Copy verbatim the lines in the records, beginning with the line containing "x-tick-label: RRIM928LA [450, 469, 502, 479]" and continuing through the line containing "data-point [130, 346, 134, 350]", both included.
================================
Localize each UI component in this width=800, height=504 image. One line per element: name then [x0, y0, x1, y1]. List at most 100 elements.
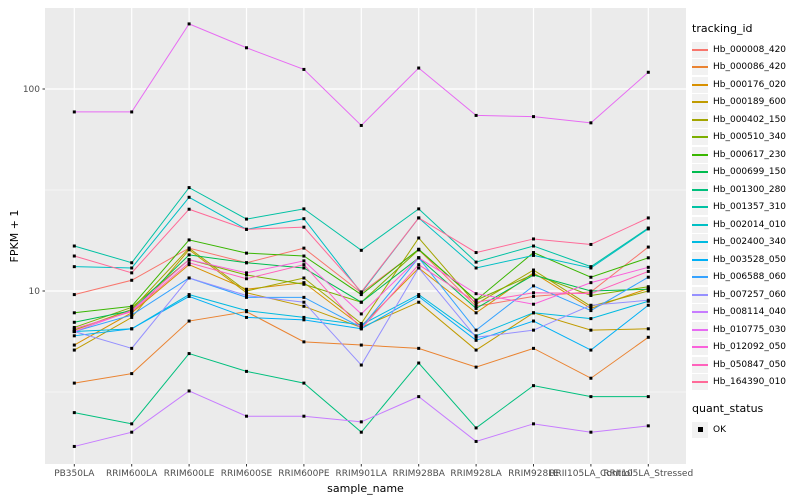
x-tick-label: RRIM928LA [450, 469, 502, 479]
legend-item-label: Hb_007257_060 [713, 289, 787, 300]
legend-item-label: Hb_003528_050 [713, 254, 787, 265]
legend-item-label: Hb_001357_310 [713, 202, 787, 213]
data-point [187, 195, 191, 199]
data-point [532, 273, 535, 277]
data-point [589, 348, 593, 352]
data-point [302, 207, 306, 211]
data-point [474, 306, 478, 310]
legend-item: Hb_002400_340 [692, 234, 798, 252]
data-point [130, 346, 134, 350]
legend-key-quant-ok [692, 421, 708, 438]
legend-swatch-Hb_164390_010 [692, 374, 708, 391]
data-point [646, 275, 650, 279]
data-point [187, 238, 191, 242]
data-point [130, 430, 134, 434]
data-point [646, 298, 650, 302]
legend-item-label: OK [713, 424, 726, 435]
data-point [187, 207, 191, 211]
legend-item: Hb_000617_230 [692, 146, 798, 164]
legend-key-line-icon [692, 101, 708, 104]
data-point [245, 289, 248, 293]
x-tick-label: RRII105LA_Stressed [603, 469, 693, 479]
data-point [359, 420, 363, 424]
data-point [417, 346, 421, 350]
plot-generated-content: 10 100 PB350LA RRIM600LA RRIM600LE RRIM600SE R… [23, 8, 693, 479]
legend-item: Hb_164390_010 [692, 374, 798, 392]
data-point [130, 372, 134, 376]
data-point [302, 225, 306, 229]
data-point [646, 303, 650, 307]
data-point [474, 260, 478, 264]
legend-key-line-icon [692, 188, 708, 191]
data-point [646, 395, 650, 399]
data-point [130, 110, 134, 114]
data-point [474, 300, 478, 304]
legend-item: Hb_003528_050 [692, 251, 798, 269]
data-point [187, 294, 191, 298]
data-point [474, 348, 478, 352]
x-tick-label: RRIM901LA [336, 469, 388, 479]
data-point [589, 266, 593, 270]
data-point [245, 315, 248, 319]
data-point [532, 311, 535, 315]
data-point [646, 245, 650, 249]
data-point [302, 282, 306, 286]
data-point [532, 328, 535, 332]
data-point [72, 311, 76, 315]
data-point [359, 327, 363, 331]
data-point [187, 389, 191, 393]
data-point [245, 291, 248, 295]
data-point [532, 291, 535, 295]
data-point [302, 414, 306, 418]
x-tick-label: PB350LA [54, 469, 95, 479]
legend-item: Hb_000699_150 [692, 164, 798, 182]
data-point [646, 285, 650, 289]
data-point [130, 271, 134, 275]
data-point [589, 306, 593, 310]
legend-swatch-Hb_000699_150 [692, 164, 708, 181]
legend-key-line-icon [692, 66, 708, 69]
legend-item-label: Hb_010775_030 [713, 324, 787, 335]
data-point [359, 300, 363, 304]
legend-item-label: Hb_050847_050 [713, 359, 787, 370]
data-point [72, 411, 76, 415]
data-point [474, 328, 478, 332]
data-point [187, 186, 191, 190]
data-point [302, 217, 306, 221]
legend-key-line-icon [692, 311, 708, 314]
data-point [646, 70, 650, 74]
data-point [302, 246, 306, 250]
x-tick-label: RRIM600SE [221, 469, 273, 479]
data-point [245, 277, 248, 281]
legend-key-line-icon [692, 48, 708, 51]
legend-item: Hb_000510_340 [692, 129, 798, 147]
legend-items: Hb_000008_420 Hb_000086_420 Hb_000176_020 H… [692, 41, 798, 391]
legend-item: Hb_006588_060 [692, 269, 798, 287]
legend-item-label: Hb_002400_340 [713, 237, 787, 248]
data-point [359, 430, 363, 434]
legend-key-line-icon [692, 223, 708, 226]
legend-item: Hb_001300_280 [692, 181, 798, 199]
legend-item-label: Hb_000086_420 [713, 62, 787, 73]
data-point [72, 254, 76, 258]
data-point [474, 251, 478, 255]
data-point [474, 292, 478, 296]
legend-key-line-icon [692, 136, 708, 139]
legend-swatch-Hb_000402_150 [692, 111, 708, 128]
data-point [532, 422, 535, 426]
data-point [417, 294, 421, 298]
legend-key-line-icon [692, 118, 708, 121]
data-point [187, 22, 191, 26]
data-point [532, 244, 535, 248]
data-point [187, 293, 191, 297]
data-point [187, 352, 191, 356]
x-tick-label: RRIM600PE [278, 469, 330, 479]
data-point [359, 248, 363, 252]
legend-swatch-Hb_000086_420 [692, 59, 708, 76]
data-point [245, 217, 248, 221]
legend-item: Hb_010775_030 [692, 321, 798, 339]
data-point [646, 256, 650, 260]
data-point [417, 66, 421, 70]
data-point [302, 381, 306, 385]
================================
Task response
x-tick-label: RRIM928LA [450, 469, 502, 479]
legend-item-label: Hb_007257_060 [713, 289, 787, 300]
legend-item-label: Hb_003528_050 [713, 254, 787, 265]
legend-item-label: Hb_001357_310 [713, 202, 787, 213]
data-point [187, 195, 191, 199]
data-point [532, 273, 535, 277]
data-point [589, 348, 593, 352]
data-point [302, 207, 306, 211]
data-point [474, 306, 478, 310]
legend-item: Hb_002400_340 [692, 234, 798, 252]
data-point [130, 346, 134, 350]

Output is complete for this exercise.